╭──

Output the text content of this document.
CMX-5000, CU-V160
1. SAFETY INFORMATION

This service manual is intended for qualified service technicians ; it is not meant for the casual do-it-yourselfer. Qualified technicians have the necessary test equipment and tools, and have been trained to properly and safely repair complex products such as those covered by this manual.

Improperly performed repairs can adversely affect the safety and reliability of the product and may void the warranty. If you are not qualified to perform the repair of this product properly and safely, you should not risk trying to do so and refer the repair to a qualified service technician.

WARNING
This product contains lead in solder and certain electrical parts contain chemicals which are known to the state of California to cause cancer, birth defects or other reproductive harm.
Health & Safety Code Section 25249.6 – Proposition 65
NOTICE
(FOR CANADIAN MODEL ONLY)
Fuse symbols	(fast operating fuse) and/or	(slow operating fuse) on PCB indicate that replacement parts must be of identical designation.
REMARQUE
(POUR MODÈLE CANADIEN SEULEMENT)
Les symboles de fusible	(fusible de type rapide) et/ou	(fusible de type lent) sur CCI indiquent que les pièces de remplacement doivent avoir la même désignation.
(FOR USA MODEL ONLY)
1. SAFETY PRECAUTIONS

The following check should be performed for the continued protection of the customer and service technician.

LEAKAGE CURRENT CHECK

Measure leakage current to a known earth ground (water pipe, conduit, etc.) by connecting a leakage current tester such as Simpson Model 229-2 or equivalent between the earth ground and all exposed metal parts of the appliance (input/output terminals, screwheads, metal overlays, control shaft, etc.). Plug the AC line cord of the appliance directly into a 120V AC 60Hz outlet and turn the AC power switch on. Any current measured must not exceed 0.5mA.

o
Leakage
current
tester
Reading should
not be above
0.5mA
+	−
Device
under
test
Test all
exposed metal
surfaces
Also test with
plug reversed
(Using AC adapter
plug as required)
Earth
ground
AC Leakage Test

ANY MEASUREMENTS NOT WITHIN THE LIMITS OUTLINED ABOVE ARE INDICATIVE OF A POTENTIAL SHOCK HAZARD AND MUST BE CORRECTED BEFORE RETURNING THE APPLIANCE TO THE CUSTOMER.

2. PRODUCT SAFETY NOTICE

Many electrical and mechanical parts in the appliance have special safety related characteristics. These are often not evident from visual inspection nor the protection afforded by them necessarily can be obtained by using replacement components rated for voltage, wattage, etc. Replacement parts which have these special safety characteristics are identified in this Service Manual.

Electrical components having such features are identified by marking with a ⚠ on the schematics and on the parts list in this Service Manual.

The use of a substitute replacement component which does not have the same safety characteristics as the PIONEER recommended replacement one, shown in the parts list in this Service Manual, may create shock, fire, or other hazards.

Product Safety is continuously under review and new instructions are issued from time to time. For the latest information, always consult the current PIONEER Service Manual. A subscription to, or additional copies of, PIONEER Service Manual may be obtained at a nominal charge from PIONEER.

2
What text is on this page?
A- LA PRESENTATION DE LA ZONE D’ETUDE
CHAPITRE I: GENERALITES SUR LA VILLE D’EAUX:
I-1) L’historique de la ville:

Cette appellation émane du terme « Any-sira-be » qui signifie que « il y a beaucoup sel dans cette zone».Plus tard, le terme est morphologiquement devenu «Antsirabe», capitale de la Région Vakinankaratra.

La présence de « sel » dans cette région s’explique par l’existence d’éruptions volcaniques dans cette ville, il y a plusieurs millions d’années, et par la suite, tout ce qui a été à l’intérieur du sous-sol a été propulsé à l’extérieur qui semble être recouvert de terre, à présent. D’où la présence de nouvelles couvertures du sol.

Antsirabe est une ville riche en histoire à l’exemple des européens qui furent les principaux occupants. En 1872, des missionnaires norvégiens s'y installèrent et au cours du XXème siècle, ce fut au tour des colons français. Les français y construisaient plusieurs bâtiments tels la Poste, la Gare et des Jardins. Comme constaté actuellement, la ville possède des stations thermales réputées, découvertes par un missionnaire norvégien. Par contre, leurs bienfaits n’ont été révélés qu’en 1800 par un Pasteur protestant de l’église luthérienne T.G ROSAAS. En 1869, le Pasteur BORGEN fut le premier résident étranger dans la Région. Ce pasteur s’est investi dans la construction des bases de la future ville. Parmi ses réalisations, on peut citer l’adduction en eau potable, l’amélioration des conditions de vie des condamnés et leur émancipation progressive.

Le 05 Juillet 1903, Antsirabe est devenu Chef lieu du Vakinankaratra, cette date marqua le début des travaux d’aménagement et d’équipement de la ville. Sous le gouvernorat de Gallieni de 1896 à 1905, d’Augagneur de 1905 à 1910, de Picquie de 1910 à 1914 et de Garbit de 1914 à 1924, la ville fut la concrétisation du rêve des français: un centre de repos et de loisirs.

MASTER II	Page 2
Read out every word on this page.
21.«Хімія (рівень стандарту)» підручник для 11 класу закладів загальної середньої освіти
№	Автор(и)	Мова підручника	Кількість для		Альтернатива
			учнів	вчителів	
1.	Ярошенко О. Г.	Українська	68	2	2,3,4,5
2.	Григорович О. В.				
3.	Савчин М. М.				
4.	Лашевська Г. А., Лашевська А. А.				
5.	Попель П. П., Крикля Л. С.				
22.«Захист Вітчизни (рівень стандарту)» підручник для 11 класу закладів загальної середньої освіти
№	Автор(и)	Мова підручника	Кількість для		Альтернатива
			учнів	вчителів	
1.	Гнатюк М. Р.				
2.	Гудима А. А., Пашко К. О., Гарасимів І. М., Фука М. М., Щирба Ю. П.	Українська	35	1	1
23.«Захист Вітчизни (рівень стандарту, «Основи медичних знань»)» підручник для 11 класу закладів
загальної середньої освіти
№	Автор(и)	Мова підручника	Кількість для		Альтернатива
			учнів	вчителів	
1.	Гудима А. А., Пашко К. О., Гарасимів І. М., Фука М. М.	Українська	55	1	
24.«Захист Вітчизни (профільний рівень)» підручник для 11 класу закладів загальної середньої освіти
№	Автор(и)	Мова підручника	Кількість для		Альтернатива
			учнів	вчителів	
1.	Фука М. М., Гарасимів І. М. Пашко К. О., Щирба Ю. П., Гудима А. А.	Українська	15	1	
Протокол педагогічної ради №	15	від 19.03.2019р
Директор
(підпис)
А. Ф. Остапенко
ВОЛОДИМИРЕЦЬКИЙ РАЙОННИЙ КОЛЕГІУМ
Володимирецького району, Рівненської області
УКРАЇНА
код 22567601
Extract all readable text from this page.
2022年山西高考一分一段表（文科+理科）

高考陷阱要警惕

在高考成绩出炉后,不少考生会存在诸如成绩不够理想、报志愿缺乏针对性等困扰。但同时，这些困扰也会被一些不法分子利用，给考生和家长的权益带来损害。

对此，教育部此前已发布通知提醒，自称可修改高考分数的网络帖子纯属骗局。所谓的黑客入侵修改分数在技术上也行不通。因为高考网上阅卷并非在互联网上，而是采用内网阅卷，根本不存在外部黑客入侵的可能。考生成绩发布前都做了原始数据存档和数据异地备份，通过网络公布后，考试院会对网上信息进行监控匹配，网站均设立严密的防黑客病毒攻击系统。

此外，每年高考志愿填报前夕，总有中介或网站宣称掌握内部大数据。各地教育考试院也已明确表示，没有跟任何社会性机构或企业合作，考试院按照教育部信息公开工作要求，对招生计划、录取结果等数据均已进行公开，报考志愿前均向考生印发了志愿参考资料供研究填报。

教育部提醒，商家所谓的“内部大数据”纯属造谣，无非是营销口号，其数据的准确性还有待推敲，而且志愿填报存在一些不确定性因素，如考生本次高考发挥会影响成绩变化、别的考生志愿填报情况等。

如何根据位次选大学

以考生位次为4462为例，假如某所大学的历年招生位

╰──

EXERCISE AIM:
Find the line containing "Extract all readable text from this page.". Reproduce it exactly, along with every line after it through the last.

EXERCISE OUTPUT:
Extract all readable text from this page.
2022年山西高考一分一段表（文科+理科）

高考陷阱要警惕

在高考成绩出炉后,不少考生会存在诸如成绩不够理想、报志愿缺乏针对性等困扰。但同时，这些困扰也会被一些不法分子利用，给考生和家长的权益带来损害。

对此，教育部此前已发布通知提醒，自称可修改高考分数的网络帖子纯属骗局。所谓的黑客入侵修改分数在技术上也行不通。因为高考网上阅卷并非在互联网上，而是采用内网阅卷，根本不存在外部黑客入侵的可能。考生成绩发布前都做了原始数据存档和数据异地备份，通过网络公布后，考试院会对网上信息进行监控匹配，网站均设立严密的防黑客病毒攻击系统。

此外，每年高考志愿填报前夕，总有中介或网站宣称掌握内部大数据。各地教育考试院也已明确表示，没有跟任何社会性机构或企业合作，考试院按照教育部信息公开工作要求，对招生计划、录取结果等数据均已进行公开，报考志愿前均向考生印发了志愿参考资料供研究填报。

教育部提醒，商家所谓的“内部大数据”纯属造谣，无非是营销口号，其数据的准确性还有待推敲，而且志愿填报存在一些不确定性因素，如考生本次高考发挥会影响成绩变化、别的考生志愿填报情况等。

如何根据位次选大学

以考生位次为4462为例，假如某所大学的历年招生位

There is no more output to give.